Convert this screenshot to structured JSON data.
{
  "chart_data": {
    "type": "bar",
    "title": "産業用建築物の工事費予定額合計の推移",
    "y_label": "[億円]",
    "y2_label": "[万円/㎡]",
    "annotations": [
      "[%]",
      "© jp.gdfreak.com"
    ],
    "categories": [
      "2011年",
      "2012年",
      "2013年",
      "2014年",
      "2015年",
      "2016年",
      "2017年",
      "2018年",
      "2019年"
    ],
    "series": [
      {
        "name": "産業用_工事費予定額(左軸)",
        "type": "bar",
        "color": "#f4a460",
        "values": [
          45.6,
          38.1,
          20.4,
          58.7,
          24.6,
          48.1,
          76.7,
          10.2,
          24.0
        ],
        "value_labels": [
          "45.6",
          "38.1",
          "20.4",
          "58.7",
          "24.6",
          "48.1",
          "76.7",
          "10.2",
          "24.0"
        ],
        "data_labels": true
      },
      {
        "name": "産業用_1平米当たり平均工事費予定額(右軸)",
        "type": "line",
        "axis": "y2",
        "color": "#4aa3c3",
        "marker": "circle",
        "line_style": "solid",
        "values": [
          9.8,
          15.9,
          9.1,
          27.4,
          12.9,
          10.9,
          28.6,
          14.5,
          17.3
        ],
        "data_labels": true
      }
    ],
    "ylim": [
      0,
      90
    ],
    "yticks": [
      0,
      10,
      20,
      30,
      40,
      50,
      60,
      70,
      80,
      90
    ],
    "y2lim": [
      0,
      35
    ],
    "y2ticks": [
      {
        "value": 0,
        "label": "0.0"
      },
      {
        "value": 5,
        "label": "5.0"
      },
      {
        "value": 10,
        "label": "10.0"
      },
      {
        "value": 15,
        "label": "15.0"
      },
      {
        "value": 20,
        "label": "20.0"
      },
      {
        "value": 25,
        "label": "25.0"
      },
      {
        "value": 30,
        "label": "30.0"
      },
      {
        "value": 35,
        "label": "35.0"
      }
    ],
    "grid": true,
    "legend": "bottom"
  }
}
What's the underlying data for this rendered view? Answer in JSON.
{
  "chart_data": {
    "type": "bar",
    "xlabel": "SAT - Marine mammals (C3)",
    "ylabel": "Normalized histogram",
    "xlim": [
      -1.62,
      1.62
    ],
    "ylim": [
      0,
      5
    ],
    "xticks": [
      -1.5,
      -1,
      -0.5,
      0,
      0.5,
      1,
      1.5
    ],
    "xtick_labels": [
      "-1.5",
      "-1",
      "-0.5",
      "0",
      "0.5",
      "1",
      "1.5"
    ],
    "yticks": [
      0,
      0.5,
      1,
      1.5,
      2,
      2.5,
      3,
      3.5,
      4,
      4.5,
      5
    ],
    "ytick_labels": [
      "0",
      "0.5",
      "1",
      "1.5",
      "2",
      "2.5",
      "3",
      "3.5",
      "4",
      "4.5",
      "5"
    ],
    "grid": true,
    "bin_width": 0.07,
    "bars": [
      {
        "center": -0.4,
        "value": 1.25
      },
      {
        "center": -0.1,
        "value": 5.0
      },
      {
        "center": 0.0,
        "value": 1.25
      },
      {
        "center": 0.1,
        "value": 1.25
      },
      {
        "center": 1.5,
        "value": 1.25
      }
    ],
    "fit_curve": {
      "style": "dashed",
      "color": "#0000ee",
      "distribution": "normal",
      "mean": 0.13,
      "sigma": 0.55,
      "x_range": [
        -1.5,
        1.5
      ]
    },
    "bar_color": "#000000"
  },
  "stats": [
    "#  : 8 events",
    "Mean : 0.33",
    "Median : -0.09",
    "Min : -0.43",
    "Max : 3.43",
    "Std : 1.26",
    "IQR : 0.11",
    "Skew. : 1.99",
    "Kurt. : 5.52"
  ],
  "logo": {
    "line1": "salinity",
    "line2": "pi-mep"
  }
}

▸ **EXERCISE DIRECTIONS**
Where a line in the material above holds "name", copy that line.

▸ **SOLUTION TO THIS EXERCISE**
        "name": "産業用_工事費予定額(左軸)",
        "name": "産業用_1平米当たり平均工事費予定額(右軸)",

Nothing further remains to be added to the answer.